BRIEF:
Identify the lines holding "Daily" and copy them.

Data excerpts:
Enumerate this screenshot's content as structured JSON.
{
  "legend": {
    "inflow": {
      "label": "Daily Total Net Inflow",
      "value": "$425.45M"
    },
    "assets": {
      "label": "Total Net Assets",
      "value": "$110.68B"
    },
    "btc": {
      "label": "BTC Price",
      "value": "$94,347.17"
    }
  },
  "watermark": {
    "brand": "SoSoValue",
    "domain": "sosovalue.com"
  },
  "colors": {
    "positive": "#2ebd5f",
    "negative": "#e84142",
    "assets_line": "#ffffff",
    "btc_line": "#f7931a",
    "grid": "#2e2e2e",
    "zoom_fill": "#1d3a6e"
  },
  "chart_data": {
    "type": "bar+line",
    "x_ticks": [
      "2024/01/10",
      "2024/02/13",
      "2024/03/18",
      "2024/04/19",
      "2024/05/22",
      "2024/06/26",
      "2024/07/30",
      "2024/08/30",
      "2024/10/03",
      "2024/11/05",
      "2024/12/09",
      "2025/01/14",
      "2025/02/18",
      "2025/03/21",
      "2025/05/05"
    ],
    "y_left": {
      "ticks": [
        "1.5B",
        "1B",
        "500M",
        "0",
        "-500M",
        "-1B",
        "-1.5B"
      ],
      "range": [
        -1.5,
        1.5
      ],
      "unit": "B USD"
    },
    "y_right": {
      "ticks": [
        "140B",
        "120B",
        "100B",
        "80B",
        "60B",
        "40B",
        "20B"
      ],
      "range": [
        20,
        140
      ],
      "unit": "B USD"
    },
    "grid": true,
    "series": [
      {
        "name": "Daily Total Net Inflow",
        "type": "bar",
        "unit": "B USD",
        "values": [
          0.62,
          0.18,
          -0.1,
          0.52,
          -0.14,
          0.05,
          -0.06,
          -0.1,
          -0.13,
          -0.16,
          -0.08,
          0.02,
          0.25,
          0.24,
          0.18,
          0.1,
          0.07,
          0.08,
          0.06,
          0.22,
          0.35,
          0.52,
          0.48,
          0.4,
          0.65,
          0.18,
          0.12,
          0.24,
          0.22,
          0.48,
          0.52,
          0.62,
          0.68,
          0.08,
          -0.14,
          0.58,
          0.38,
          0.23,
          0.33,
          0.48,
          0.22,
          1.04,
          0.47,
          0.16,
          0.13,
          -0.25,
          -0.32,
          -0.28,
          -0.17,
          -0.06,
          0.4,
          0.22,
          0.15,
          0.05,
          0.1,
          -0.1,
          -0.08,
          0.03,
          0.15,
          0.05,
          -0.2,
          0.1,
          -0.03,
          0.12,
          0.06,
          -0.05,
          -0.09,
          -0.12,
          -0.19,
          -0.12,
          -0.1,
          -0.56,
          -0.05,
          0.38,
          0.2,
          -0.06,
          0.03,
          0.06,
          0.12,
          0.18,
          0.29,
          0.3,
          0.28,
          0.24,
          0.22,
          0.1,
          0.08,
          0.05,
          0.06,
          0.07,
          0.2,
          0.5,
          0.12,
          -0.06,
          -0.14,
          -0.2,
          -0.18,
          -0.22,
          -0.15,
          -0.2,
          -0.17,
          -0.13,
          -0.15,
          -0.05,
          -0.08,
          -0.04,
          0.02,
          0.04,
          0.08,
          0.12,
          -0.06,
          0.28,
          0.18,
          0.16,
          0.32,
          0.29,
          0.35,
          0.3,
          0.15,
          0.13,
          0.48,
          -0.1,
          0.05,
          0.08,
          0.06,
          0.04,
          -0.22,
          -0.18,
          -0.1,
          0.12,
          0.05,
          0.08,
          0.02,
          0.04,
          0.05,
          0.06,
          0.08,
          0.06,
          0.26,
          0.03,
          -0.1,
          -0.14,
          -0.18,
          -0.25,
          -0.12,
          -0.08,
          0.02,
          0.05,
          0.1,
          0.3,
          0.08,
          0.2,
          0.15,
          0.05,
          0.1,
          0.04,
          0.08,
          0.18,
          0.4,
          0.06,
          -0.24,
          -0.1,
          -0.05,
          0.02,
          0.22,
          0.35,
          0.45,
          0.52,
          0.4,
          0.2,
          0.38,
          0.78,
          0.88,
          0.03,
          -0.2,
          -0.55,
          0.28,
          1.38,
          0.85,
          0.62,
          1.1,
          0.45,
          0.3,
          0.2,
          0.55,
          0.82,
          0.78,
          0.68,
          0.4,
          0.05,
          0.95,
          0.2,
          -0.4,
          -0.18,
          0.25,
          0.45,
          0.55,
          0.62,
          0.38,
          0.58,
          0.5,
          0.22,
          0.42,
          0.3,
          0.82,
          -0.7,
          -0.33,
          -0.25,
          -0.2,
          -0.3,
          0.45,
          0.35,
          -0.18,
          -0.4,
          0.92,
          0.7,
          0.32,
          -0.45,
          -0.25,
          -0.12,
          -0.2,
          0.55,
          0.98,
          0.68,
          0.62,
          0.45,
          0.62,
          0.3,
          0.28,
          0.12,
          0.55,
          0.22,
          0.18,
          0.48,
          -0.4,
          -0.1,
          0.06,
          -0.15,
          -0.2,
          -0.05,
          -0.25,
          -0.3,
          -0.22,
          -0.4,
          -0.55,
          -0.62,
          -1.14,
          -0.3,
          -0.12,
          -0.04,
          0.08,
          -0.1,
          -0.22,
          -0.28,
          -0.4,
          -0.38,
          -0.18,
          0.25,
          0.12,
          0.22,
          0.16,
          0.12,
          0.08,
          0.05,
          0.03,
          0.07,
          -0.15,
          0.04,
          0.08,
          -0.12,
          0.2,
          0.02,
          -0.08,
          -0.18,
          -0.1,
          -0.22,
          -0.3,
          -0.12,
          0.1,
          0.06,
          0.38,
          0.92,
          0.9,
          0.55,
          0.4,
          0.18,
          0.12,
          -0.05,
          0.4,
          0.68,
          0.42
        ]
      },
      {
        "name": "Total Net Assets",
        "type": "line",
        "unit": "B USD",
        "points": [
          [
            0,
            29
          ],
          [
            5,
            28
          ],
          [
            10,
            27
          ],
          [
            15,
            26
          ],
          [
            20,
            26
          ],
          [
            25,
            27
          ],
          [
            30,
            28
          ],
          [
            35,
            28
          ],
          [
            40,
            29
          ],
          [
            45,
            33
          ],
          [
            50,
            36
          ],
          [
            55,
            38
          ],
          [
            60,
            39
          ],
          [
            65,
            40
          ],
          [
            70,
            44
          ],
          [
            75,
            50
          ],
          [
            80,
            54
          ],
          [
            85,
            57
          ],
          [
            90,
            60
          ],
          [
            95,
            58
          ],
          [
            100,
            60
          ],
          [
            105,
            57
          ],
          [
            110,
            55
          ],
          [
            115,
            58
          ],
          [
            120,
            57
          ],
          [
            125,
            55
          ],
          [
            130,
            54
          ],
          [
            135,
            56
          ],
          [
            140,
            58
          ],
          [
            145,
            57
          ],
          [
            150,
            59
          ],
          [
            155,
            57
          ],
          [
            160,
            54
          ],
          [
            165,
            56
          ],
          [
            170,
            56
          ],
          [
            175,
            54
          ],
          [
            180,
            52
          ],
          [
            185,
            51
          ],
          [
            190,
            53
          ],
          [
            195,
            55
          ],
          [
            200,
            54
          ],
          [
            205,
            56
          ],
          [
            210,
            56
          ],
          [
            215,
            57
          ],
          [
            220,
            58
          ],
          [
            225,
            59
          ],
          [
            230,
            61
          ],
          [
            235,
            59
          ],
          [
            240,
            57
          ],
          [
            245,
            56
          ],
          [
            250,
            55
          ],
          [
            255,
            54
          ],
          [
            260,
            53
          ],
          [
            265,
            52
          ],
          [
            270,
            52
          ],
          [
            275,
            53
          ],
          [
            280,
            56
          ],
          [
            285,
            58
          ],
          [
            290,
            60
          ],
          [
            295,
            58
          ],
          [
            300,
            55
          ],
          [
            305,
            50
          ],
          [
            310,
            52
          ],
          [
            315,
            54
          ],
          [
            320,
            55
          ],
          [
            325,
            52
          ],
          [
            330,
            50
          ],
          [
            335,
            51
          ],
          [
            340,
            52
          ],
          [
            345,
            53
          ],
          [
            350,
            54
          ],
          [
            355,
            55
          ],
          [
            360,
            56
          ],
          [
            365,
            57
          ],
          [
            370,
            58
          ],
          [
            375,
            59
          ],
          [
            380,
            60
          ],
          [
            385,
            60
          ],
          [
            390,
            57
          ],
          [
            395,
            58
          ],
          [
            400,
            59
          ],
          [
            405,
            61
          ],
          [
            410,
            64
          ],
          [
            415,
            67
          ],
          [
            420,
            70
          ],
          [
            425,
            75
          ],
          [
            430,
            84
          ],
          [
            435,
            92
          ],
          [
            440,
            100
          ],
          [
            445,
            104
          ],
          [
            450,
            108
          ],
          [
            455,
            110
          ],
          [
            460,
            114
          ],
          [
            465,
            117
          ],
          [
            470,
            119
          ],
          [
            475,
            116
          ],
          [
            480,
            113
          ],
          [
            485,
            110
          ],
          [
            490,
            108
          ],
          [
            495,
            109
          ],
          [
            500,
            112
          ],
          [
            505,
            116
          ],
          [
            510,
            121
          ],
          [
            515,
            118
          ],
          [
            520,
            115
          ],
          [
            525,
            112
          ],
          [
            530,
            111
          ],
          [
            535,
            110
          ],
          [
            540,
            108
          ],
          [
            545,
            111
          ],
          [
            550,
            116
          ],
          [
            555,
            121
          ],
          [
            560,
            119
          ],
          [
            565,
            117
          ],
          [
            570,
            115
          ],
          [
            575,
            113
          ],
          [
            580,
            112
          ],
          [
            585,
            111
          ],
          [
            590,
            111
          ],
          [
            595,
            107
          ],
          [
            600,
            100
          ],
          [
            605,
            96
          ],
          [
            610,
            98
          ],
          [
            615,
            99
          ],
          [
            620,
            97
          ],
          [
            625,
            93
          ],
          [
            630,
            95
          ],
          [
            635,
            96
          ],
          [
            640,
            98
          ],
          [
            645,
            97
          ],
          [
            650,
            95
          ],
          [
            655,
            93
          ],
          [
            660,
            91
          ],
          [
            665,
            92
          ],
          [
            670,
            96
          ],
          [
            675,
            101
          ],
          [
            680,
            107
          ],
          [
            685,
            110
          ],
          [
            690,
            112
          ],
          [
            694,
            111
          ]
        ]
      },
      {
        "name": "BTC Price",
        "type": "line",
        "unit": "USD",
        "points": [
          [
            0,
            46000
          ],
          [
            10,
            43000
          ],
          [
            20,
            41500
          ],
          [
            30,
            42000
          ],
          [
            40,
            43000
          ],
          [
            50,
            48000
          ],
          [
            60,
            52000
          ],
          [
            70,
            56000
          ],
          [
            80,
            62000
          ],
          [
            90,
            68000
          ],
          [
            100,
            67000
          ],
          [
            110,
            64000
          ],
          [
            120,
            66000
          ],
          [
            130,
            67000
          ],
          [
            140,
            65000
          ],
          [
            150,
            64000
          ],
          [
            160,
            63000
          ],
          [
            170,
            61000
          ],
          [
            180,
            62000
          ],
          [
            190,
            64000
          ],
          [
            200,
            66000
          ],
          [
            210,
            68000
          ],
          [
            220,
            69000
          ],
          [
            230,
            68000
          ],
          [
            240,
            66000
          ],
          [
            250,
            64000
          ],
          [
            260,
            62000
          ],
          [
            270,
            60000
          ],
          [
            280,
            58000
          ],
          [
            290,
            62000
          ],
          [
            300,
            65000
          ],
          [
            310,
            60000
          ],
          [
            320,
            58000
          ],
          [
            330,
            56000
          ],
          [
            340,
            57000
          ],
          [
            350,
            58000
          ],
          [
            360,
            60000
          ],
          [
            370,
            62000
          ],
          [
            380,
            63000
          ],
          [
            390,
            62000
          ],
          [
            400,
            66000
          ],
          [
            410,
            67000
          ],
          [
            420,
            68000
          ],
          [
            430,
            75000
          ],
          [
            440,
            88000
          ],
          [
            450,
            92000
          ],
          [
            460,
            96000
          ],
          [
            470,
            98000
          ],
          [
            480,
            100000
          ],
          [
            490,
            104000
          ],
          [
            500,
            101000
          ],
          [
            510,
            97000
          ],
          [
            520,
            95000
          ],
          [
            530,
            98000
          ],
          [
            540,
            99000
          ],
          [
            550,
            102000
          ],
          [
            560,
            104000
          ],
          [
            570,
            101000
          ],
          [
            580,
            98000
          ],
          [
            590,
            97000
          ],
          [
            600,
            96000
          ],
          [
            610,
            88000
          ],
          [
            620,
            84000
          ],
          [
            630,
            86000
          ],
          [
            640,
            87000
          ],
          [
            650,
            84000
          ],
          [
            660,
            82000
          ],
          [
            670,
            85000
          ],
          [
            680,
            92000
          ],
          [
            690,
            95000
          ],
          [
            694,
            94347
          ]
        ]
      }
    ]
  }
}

SOLUTION:
      "label": "Daily Total Net Inflow",
        "name": "Daily Total Net Inflow",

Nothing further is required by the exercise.